_WHAT YOU NEED TO DO:_
1. Name every person mentioned in the text on responses to the Cabinets of Curiosity post.
2. Carry on the blog post about responses to Cabinets of Curiosity, starting after its final sentence.

David Bailly, Self-Portrait, 1645, sourced from the Rocaille blog.

Responses to Cabinets of Curiosity

Our November 28 blog post on Cabinets of Curiosity elicited a range of comments from as far away as Sweden and Italy. Below I’ve collected some of the more notable.

On our Facebook page, historian Jorge Cañizares-Esguerra offered an interesting comment on the human face of curiosity cabinets:

I feel like honoring the humans in these collections: Petrus Gonsalvus, doubly monstrous because he was wolf-like and a dwarf, a Canarian item in Margaret of Parma’s cabinet in Antwerp; the family of spotted albinos in the Portuguese court from Pernambuco. There is the moving letter of Isidoro Martín y Morales addressed to Charles III and Charles IV, respectively, now at the Archive of the Indies (AGI, México, 3143). Born with a legless torso, Isidoro first begs the king to be compassionate and send him money. Years later a desperate Isidoro volunteers to go to Madrid to enhance the cabinet of curiosities. Somehow Mexico, Brazil, and Tenerife became suppliers of men and things for the Wunderkammer. Worth remembering in this age of virtual cabinets.

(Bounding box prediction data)
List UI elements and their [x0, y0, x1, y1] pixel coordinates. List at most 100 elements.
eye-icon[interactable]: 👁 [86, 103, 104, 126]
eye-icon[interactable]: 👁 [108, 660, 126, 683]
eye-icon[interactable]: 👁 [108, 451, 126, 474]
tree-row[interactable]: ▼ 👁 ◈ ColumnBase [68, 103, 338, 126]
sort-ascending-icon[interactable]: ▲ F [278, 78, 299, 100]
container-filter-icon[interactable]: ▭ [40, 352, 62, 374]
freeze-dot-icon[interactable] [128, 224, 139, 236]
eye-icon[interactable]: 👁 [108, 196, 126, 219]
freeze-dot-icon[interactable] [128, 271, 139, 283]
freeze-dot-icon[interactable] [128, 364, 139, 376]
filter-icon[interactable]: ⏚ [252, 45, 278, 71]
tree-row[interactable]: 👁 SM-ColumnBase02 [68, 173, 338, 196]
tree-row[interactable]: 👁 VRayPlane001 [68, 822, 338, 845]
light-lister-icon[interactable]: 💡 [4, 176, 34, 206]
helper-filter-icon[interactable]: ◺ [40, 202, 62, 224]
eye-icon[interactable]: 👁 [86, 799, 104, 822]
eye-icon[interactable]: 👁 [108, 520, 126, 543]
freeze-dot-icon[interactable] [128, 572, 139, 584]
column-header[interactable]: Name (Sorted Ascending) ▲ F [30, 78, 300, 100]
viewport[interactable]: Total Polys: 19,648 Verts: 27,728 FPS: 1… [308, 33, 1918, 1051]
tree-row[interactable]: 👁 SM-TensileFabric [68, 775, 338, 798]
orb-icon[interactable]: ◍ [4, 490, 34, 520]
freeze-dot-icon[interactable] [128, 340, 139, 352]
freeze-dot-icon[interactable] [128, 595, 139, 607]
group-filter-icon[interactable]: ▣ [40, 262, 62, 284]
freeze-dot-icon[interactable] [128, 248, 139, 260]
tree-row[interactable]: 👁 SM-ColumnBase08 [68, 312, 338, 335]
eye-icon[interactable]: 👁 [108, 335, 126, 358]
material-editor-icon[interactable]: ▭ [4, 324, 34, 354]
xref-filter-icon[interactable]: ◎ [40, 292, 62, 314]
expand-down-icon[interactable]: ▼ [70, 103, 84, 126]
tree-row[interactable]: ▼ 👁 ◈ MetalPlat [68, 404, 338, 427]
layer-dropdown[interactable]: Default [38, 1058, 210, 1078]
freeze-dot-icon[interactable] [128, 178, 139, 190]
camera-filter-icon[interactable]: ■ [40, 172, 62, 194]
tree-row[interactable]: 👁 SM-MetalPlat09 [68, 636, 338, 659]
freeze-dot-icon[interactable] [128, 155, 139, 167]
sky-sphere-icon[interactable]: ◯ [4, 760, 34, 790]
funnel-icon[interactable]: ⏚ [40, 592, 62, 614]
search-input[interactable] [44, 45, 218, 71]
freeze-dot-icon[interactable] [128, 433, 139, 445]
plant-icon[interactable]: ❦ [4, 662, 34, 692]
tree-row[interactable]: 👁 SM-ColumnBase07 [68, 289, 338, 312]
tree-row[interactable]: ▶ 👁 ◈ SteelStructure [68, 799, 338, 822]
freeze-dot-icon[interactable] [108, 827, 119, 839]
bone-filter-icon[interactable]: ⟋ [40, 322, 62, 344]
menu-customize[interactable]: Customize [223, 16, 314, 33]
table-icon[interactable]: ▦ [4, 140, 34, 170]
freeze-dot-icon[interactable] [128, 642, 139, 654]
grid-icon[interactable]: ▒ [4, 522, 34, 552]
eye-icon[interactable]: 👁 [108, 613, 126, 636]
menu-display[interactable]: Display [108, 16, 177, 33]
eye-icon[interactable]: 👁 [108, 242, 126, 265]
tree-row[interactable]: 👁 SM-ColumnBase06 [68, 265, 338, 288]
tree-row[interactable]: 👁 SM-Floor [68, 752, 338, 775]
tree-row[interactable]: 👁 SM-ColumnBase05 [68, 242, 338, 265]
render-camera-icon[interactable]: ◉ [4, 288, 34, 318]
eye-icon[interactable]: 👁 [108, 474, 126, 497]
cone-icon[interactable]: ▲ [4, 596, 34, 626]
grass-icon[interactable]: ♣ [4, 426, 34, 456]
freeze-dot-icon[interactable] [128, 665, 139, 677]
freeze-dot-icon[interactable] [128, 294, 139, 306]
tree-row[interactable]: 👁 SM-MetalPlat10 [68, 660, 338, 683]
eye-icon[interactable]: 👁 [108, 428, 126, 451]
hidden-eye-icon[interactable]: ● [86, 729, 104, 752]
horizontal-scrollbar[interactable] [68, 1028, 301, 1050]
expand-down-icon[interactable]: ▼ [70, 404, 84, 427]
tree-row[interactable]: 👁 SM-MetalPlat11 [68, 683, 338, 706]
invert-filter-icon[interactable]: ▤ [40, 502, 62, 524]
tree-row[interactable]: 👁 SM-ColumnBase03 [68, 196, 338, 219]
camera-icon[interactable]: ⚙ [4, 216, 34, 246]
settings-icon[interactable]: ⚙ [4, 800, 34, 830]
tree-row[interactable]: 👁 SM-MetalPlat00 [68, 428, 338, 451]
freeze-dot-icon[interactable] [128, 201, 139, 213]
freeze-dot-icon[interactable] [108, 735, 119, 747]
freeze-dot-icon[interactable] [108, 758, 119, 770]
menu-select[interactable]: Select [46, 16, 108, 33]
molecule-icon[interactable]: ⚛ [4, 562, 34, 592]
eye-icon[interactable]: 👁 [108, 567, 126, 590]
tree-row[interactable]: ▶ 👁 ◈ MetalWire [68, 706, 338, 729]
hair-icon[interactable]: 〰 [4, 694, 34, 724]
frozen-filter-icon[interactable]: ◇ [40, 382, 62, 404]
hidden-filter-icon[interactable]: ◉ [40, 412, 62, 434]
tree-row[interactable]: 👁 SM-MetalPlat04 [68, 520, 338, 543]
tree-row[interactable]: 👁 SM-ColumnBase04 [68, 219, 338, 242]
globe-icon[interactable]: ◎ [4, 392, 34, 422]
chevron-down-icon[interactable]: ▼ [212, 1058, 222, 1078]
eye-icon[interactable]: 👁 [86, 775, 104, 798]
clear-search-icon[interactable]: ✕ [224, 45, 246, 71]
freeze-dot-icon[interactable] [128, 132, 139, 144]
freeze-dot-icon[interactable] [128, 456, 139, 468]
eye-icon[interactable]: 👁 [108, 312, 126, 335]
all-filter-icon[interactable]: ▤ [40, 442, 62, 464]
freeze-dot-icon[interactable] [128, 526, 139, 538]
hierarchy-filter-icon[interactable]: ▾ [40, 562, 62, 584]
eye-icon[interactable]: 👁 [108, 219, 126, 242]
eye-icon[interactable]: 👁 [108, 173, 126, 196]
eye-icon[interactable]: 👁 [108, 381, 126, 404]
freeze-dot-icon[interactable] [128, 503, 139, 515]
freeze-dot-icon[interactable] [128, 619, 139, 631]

_TASK ANSWERS:_
1.
- David Bailly
- Jorge Cañizares-Esguerra
- Petrus Gonsalvus
- Margaret of Parma
- Isidoro Martín y Morales
- Charles III
- Charles IV

2.
This featuring of human beings is an aspect of early modern curiosity cabinets that I neglected to mention, and it is surely the most unsettling and saddening aspect of the phenomenon. Below is a portrait of Petrus Gonsalvus, the Canary Islander born with hypertrichosis (hirsutism) who was traded between various European royal houses as a curiosity. The preserved remains of “monstrous” or otherwise unusual humans also featured prominently in these displays—in fact, the library of St. Johns College at Oxford University apparently possessed the tattooed skin of Giolo, a Filipino man kidnapped by the privateer William Dampier until the early 20th century. A macabre and sad reminder that curiosity cabinets came from the age of slavery as well as the era of Rembrandt and Vermeer. And also, I think, another link with the present—contemporary readers of the Internet, after all, love the “monstrous” at least as much as Europeans of the Baroque era did.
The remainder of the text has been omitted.